--- Start of Raw data ---
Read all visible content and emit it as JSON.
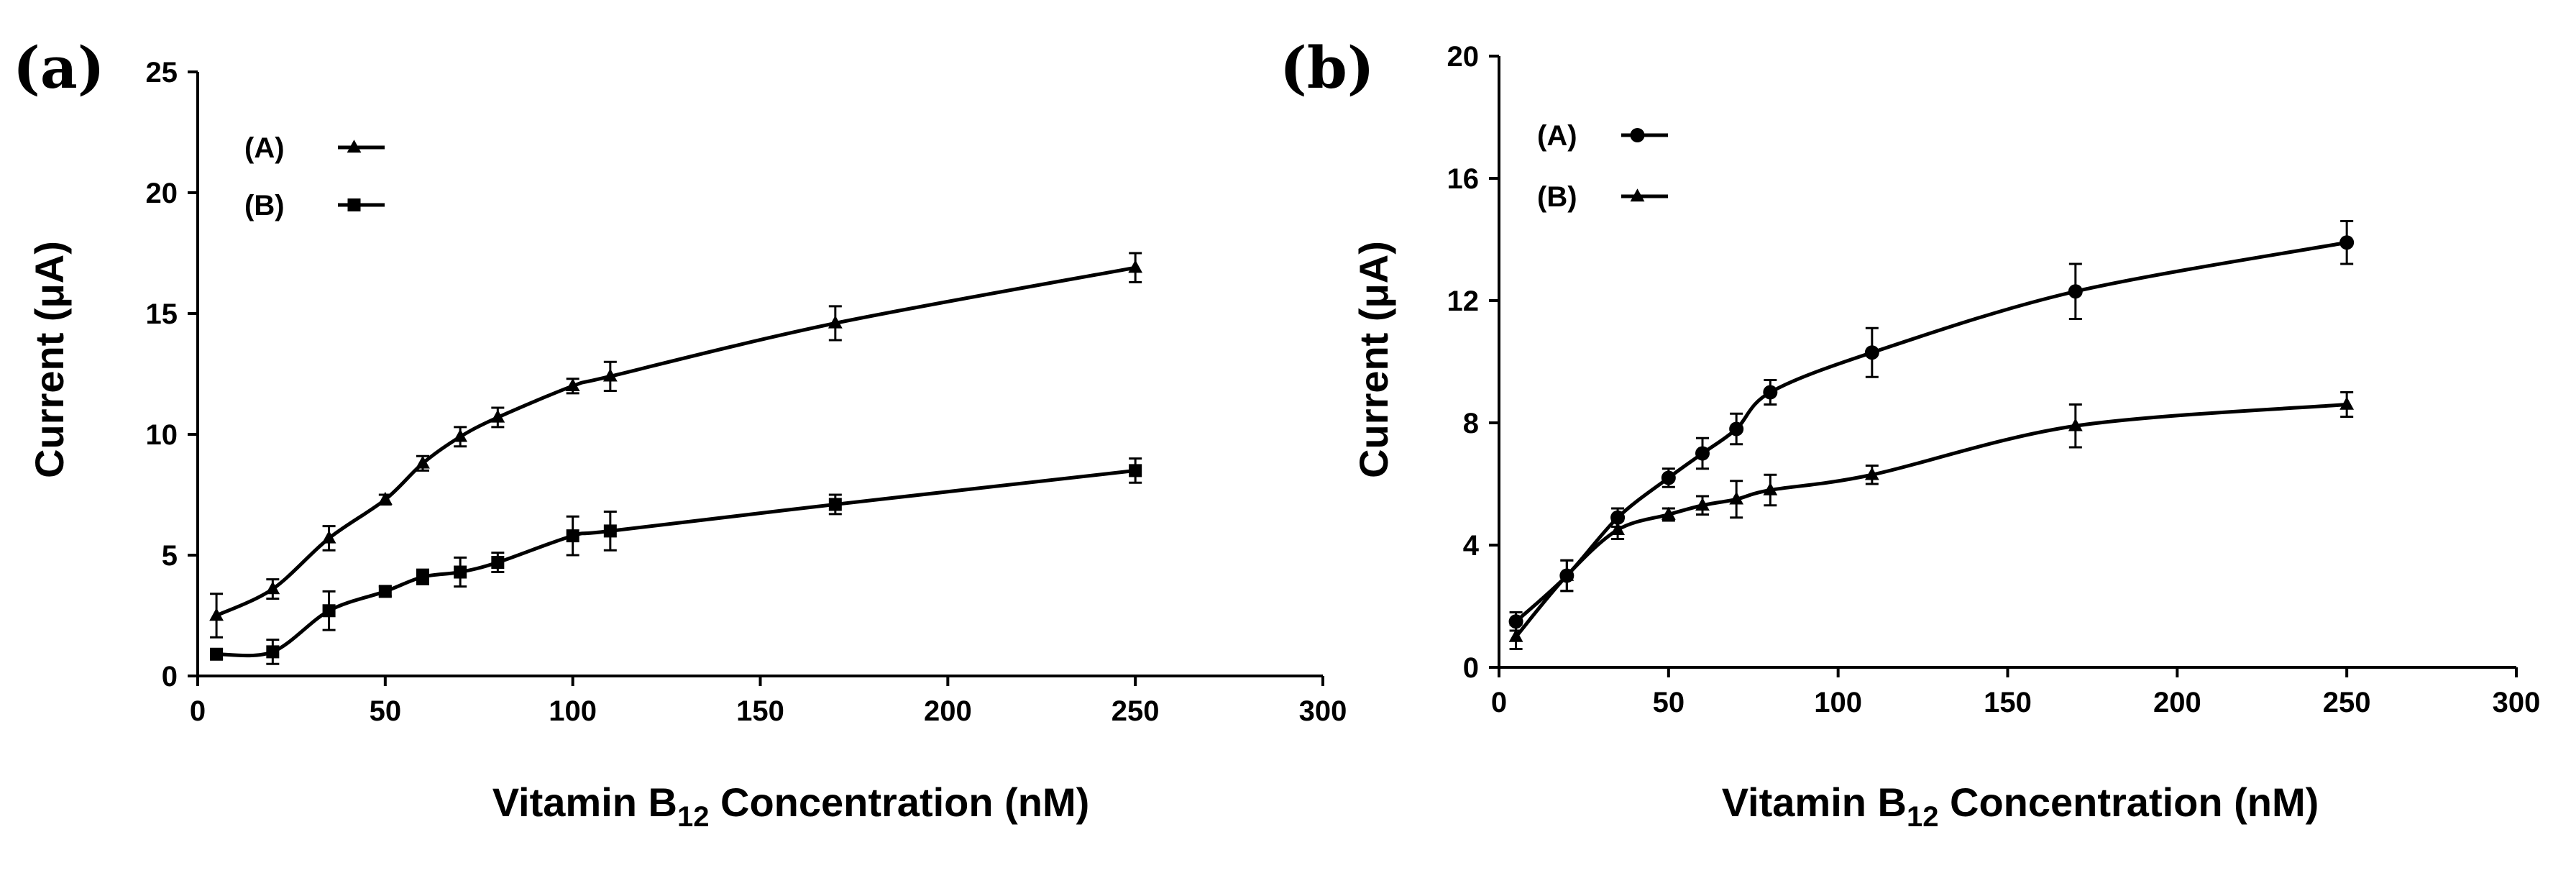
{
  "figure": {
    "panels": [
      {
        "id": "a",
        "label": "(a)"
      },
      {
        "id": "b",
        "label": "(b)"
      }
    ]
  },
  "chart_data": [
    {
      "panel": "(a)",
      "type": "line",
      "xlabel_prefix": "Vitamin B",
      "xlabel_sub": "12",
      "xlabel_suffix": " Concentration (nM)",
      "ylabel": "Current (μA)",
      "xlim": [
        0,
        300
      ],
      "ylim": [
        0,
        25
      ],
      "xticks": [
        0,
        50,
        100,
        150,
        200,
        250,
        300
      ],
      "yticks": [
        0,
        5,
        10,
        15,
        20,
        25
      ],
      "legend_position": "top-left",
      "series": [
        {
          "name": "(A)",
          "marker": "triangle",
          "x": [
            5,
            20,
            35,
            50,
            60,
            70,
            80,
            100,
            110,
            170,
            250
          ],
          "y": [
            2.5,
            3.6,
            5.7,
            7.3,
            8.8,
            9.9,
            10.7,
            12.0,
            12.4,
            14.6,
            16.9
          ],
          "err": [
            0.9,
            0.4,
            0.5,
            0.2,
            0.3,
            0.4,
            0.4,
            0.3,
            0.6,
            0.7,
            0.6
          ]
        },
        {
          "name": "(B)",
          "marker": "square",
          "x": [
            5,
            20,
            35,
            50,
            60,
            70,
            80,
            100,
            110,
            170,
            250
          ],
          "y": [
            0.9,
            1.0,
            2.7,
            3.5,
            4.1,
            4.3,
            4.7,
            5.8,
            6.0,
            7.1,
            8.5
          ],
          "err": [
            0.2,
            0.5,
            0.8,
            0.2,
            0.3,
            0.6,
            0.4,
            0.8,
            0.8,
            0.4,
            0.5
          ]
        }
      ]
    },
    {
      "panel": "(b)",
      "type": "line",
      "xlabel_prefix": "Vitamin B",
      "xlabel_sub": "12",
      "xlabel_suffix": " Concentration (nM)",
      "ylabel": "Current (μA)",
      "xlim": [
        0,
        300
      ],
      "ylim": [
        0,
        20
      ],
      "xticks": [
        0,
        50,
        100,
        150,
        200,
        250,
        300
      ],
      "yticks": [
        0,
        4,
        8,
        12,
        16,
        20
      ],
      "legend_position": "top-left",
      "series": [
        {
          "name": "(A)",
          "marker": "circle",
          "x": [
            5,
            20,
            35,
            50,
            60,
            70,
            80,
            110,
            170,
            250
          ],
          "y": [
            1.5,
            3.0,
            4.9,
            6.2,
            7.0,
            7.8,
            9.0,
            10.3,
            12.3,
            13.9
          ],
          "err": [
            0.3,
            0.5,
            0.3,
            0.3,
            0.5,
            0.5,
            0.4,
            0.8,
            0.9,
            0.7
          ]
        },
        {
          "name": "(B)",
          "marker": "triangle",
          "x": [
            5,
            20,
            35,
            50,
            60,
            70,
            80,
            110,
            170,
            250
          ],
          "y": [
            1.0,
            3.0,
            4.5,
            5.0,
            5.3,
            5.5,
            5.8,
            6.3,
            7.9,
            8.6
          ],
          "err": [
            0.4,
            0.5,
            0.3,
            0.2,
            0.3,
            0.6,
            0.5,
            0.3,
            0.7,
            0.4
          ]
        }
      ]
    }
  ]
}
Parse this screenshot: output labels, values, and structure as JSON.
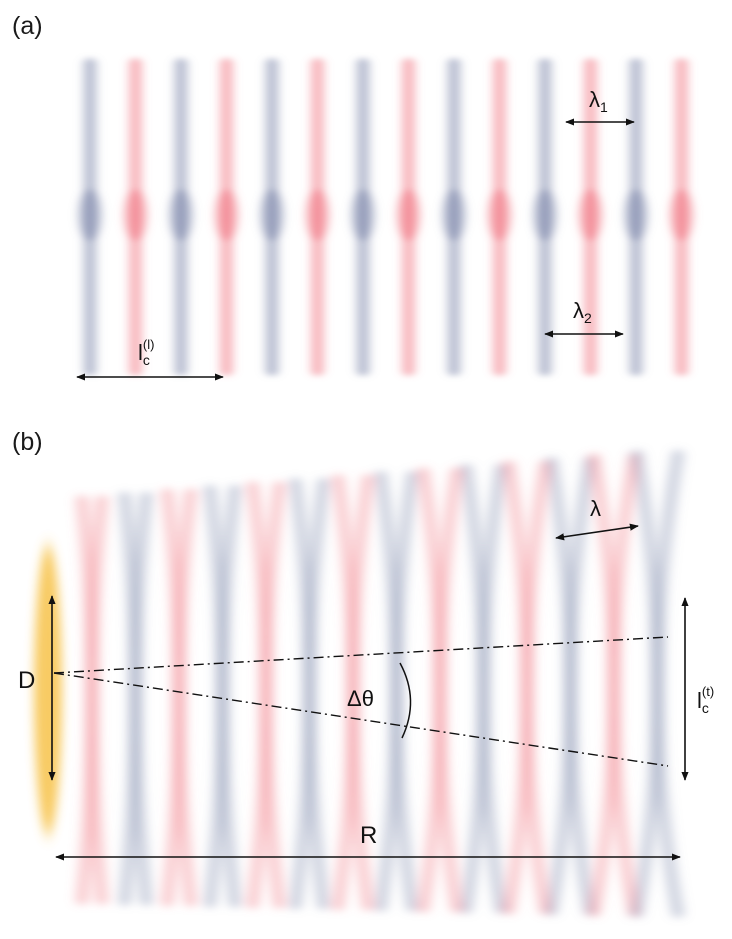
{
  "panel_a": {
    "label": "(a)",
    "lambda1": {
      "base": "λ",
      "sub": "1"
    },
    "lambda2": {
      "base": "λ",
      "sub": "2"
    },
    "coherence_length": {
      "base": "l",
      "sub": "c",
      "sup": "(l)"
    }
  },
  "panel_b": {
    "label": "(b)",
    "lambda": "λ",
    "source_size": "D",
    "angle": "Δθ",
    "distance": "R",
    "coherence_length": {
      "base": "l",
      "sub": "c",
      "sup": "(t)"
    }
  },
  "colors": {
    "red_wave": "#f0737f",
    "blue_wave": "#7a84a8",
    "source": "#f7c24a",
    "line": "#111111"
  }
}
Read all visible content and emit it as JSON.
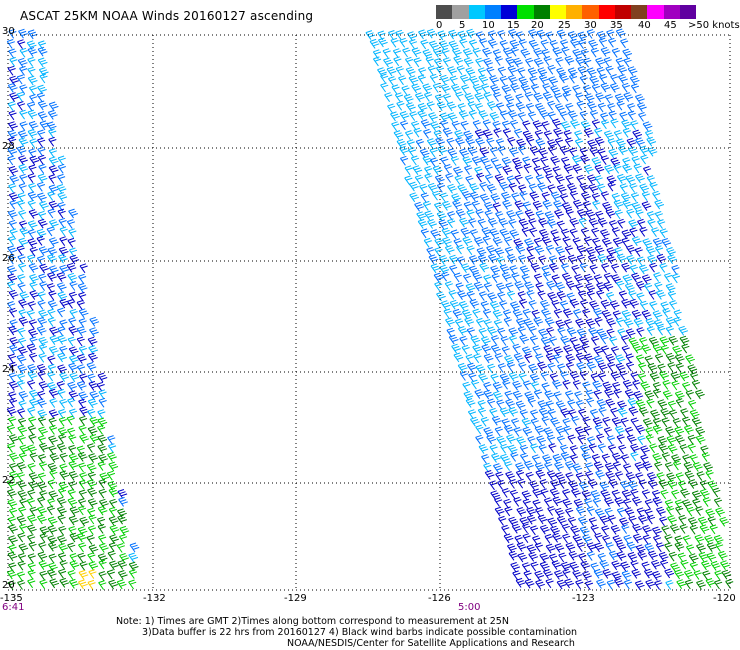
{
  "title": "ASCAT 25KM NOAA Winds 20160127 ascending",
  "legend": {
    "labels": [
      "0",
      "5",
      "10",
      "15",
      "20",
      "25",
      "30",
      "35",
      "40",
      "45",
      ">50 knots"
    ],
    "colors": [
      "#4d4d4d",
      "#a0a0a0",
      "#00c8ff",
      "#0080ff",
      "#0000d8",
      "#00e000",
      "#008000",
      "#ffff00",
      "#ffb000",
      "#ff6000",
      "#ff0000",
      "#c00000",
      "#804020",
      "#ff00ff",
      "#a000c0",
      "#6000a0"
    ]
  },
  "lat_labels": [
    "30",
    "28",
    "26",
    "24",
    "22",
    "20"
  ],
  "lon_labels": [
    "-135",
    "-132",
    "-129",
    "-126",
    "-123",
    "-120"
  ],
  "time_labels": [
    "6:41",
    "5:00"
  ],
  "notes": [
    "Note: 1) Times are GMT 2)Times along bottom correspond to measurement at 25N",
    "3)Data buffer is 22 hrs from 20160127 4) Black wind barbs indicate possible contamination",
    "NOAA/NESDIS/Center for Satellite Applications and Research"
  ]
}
--- End of Raw data ---
#### Requirement:
Copy the listing word for word, excluding its pictures.

#### Written response:
Read all visible content and emit it as JSON.
{
  "figure": {
    "panels": [
      {
        "id": "a",
        "label": "(a)"
      },
      {
        "id": "b",
        "label": "(b)"
      }
    ]
  },
  "chart_data": [
    {
      "panel": "(a)",
      "type": "line",
      "xlabel_prefix": "Vitamin B",
      "xlabel_sub": "12",
      "xlabel_suffix": " Concentration (nM)",
      "ylabel": "Current (μA)",
      "xlim": [
        0,
        300
      ],
      "ylim": [
        0,
        25
      ],
      "xticks": [
        0,
        50,
        100,
        150,
        200,
        250,
        300
      ],
      "yticks": [
        0,
        5,
        10,
        15,
        20,
        25
      ],
      "legend_position": "top-left",
      "series": [
        {
          "name": "(A)",
          "marker": "triangle",
          "x": [
            5,
            20,
            35,
            50,
            60,
            70,
            80,
            100,
            110,
            170,
            250
          ],
          "y": [
            2.5,
            3.6,
            5.7,
            7.3,
            8.8,
            9.9,
            10.7,
            12.0,
            12.4,
            14.6,
            16.9
          ],
          "err": [
            0.9,
            0.4,
            0.5,
            0.2,
            0.3,
            0.4,
            0.4,
            0.3,
            0.6,
            0.7,
            0.6
          ]
        },
        {
          "name": "(B)",
          "marker": "square",
          "x": [
            5,
            20,
            35,
            50,
            60,
            70,
            80,
            100,
            110,
            170,
            250
          ],
          "y": [
            0.9,
            1.0,
            2.7,
            3.5,
            4.1,
            4.3,
            4.7,
            5.8,
            6.0,
            7.1,
            8.5
          ],
          "err": [
            0.2,
            0.5,
            0.8,
            0.2,
            0.3,
            0.6,
            0.4,
            0.8,
            0.8,
            0.4,
            0.5
          ]
        }
      ]
    },
    {
      "panel": "(b)",
      "type": "line",
      "xlabel_prefix": "Vitamin B",
      "xlabel_sub": "12",
      "xlabel_suffix": " Concentration (nM)",
      "ylabel": "Current (μA)",
      "xlim": [
        0,
        300
      ],
      "ylim": [
        0,
        20
      ],
      "xticks": [
        0,
        50,
        100,
        150,
        200,
        250,
        300
      ],
      "yticks": [
        0,
        4,
        8,
        12,
        16,
        20
      ],
      "legend_position": "top-left",
      "series": [
        {
          "name": "(A)",
          "marker": "circle",
          "x": [
            5,
            20,
            35,
            50,
            60,
            70,
            80,
            110,
            170,
            250
          ],
          "y": [
            1.5,
            3.0,
            4.9,
            6.2,
            7.0,
            7.8,
            9.0,
            10.3,
            12.3,
            13.9
          ],
          "err": [
            0.3,
            0.5,
            0.3,
            0.3,
            0.5,
            0.5,
            0.4,
            0.8,
            0.9,
            0.7
          ]
        },
        {
          "name": "(B)",
          "marker": "triangle",
          "x": [
            5,
            20,
            35,
            50,
            60,
            70,
            80,
            110,
            170,
            250
          ],
          "y": [
            1.0,
            3.0,
            4.5,
            5.0,
            5.3,
            5.5,
            5.8,
            6.3,
            7.9,
            8.6
          ],
          "err": [
            0.4,
            0.5,
            0.3,
            0.2,
            0.3,
            0.6,
            0.5,
            0.3,
            0.7,
            0.4
          ]
        }
      ]
    }
  ]
}
Parse this screenshot: output labels, values, and structure as JSON.
{
  "panel_a": {
    "label": "(a)",
    "lambda1": {
      "base": "λ",
      "sub": "1"
    },
    "lambda2": {
      "base": "λ",
      "sub": "2"
    },
    "coherence_length": {
      "base": "l",
      "sub": "c",
      "sup": "(l)"
    }
  },
  "panel_b": {
    "label": "(b)",
    "lambda": "λ",
    "source_size": "D",
    "angle": "Δθ",
    "distance": "R",
    "coherence_length": {
      "base": "l",
      "sub": "c",
      "sup": "(t)"
    }
  },
  "colors": {
    "red_wave": "#f0737f",
    "blue_wave": "#7a84a8",
    "source": "#f7c24a",
    "line": "#111111"
  }
}
Read all visible content and emit it as JSON.
{
  "title": "ASCAT 25KM NOAA Winds 20160127 ascending",
  "legend": {
    "labels": [
      "0",
      "5",
      "10",
      "15",
      "20",
      "25",
      "30",
      "35",
      "40",
      "45",
      ">50 knots"
    ],
    "colors": [
      "#4d4d4d",
      "#a0a0a0",
      "#00c8ff",
      "#0080ff",
      "#0000d8",
      "#00e000",
      "#008000",
      "#ffff00",
      "#ffb000",
      "#ff6000",
      "#ff0000",
      "#c00000",
      "#804020",
      "#ff00ff",
      "#a000c0",
      "#6000a0"
    ]
  },
  "lat_labels": [
    "30",
    "28",
    "26",
    "24",
    "22",
    "20"
  ],
  "lon_labels": [
    "-135",
    "-132",
    "-129",
    "-126",
    "-123",
    "-120"
  ],
  "time_labels": [
    "6:41",
    "5:00"
  ],
  "notes": [
    "Note: 1) Times are GMT 2)Times along bottom correspond to measurement at 25N",
    "3)Data buffer is 22 hrs from 20160127 4) Black wind barbs indicate possible contamination",
    "NOAA/NESDIS/Center for Satellite Applications and Research"
  ]
}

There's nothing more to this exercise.